Exercise task> Reply with one number: how many lines contain the word "ローカル".

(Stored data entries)

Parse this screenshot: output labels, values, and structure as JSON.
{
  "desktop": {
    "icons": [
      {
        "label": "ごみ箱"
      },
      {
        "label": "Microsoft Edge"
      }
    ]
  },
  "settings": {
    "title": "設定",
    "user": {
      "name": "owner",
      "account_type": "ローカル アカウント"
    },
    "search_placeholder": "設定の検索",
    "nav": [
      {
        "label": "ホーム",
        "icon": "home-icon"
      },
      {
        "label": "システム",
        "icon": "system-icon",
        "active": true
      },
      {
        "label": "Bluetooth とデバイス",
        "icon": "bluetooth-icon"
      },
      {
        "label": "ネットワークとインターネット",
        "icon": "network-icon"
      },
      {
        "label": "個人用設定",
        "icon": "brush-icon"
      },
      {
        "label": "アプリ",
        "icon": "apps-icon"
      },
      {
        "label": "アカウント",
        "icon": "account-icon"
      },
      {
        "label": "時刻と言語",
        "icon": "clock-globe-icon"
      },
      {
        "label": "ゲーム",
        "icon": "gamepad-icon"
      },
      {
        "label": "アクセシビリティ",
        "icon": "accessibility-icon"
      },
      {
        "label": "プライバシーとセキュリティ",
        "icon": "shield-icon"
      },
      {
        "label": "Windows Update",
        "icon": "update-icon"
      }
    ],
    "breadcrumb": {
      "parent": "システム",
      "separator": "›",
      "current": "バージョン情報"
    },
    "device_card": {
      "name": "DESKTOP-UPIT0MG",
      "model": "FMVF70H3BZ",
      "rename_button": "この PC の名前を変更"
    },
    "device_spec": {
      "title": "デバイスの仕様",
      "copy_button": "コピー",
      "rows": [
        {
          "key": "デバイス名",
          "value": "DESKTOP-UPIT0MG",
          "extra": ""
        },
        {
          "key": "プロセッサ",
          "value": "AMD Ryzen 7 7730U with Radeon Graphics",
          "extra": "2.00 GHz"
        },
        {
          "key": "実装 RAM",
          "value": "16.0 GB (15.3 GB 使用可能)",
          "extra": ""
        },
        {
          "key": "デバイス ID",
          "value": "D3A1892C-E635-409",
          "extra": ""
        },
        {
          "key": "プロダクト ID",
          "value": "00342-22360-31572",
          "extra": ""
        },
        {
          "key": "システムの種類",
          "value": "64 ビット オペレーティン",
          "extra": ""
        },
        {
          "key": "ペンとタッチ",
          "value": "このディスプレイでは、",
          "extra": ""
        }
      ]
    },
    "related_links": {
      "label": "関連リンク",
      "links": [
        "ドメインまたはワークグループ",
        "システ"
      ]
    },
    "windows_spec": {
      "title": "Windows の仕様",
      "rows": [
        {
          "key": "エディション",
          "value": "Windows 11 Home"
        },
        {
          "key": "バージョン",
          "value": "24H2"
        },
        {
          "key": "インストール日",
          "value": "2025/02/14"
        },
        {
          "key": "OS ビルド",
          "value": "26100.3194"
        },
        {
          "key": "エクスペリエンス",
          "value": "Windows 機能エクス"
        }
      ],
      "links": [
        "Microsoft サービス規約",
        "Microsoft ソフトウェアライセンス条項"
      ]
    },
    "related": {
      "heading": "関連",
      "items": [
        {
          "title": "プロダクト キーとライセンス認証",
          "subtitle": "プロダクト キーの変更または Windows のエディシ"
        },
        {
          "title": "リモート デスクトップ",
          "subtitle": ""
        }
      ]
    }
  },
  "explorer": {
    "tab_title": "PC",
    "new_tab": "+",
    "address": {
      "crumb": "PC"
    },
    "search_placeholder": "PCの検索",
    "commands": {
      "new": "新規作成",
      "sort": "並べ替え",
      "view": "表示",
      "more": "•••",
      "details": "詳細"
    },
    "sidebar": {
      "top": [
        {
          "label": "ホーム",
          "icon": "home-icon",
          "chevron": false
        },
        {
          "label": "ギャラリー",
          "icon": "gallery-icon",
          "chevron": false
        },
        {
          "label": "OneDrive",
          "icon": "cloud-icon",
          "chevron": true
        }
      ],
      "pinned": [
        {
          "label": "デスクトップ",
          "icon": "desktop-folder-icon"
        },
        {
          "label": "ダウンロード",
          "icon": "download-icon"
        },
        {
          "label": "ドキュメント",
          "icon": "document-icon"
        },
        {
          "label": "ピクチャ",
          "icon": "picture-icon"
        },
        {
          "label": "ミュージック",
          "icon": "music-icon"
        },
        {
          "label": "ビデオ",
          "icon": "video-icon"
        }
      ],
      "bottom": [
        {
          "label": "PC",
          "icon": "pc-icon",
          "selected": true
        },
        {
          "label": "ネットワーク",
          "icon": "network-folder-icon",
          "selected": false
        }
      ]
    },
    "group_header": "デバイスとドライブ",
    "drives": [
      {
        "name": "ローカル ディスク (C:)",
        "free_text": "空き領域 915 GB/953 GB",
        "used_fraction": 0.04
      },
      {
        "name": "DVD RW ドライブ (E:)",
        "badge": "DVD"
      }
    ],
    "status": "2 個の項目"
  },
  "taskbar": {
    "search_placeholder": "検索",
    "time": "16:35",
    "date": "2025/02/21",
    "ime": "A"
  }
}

Result below> 2